▶ SHORT TASK
Skip the pictures. Repeat everything else in the records word for word.

>>>

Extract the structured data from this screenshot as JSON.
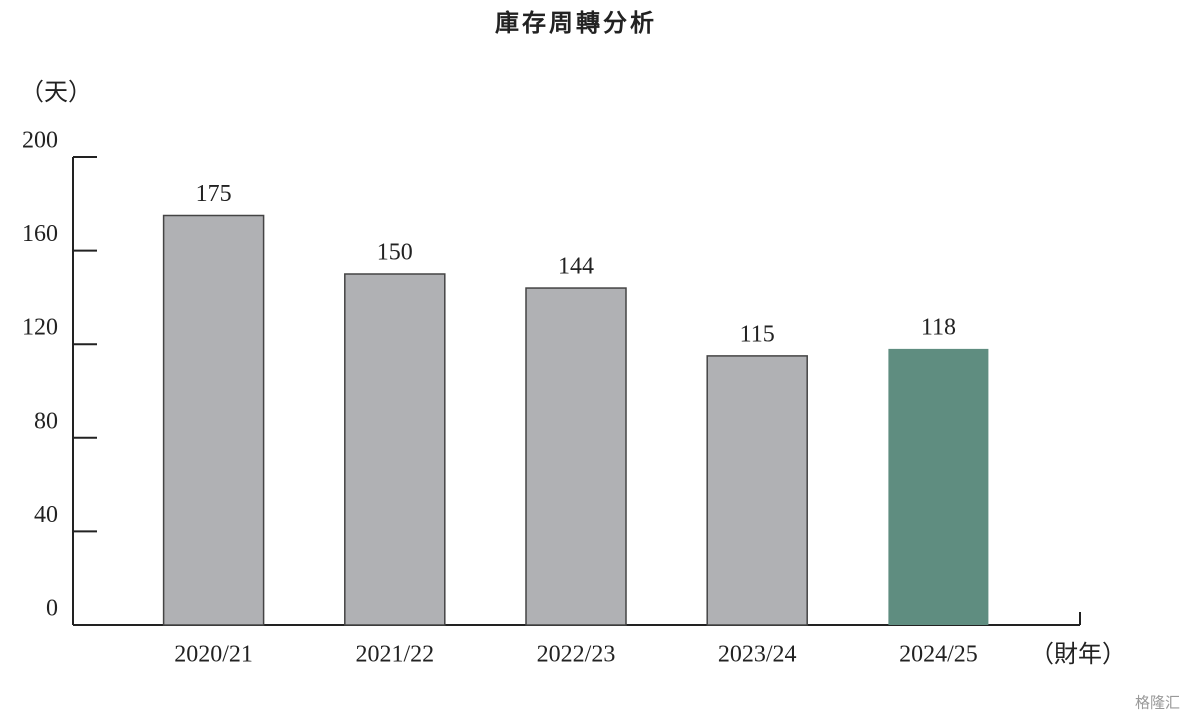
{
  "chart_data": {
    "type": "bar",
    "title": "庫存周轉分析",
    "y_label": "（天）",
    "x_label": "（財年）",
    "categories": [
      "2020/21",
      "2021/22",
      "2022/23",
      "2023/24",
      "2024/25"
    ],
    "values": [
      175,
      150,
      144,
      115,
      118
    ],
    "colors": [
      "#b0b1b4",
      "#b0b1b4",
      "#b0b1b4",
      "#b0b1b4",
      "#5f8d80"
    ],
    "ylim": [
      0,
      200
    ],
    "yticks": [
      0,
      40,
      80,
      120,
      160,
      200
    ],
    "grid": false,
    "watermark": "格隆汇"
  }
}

<<<

▶ RESPONSE TO THE EXERCISE
Extract the structured data from this screenshot as JSON.
{
  "chart_data": {
    "type": "bar",
    "title": "庫存周轉分析",
    "y_label": "（天）",
    "x_label": "（財年）",
    "categories": [
      "2020/21",
      "2021/22",
      "2022/23",
      "2023/24",
      "2024/25"
    ],
    "values": [
      175,
      150,
      144,
      115,
      118
    ],
    "colors": [
      "#b0b1b4",
      "#b0b1b4",
      "#b0b1b4",
      "#b0b1b4",
      "#5f8d80"
    ],
    "ylim": [
      0,
      200
    ],
    "yticks": [
      0,
      40,
      80,
      120,
      160,
      200
    ],
    "grid": false,
    "watermark": "格隆汇"
  }
}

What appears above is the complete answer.